:: TASK PROMPT ::
Starting with the line that contains "What does this", copy every line through the end of the data below, exactly and with nothing added.

Data extracted from a collection
━━━━

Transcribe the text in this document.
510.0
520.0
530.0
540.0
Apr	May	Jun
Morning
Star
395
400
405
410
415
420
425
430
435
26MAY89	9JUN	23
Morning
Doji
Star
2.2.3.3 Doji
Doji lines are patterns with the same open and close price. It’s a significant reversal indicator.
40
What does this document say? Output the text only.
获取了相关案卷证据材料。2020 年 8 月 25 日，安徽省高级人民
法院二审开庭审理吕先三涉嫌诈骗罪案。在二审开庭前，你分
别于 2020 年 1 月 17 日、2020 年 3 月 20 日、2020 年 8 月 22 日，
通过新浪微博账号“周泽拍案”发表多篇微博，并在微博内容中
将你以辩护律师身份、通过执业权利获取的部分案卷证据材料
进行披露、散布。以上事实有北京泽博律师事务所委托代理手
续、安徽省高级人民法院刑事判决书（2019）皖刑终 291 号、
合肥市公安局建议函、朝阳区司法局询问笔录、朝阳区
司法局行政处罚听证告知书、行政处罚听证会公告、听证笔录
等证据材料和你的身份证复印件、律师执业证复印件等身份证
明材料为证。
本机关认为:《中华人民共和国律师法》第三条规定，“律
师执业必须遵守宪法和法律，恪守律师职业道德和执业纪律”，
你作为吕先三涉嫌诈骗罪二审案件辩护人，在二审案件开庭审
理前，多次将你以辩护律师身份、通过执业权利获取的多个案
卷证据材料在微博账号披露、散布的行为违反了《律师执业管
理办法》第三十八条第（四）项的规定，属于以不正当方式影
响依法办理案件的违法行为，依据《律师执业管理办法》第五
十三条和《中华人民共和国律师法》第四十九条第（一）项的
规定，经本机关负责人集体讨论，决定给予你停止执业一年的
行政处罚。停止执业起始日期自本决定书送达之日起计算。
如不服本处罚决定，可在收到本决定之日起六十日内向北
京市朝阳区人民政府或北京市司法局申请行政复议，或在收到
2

━━━━

:: FINAL RESULT ::
What does this document say? Output the text only.
获取了相关案卷证据材料。2020 年 8 月 25 日，安徽省高级人民
法院二审开庭审理吕先三涉嫌诈骗罪案。在二审开庭前，你分
别于 2020 年 1 月 17 日、2020 年 3 月 20 日、2020 年 8 月 22 日，
通过新浪微博账号“周泽拍案”发表多篇微博，并在微博内容中
将你以辩护律师身份、通过执业权利获取的部分案卷证据材料
进行披露、散布。以上事实有北京泽博律师事务所委托代理手
续、安徽省高级人民法院刑事判决书（2019）皖刑终 291 号、
合肥市公安局建议函、朝阳区司法局询问笔录、朝阳区
司法局行政处罚听证告知书、行政处罚听证会公告、听证笔录
等证据材料和你的身份证复印件、律师执业证复印件等身份证
明材料为证。
本机关认为:《中华人民共和国律师法》第三条规定，“律
师执业必须遵守宪法和法律，恪守律师职业道德和执业纪律”，
你作为吕先三涉嫌诈骗罪二审案件辩护人，在二审案件开庭审
理前，多次将你以辩护律师身份、通过执业权利获取的多个案
卷证据材料在微博账号披露、散布的行为违反了《律师执业管
理办法》第三十八条第（四）项的规定，属于以不正当方式影
响依法办理案件的违法行为，依据《律师执业管理办法》第五
十三条和《中华人民共和国律师法》第四十九条第（一）项的
规定，经本机关负责人集体讨论，决定给予你停止执业一年的
行政处罚。停止执业起始日期自本决定书送达之日起计算。
如不服本处罚决定，可在收到本决定之日起六十日内向北
京市朝阳区人民政府或北京市司法局申请行政复议，或在收到
2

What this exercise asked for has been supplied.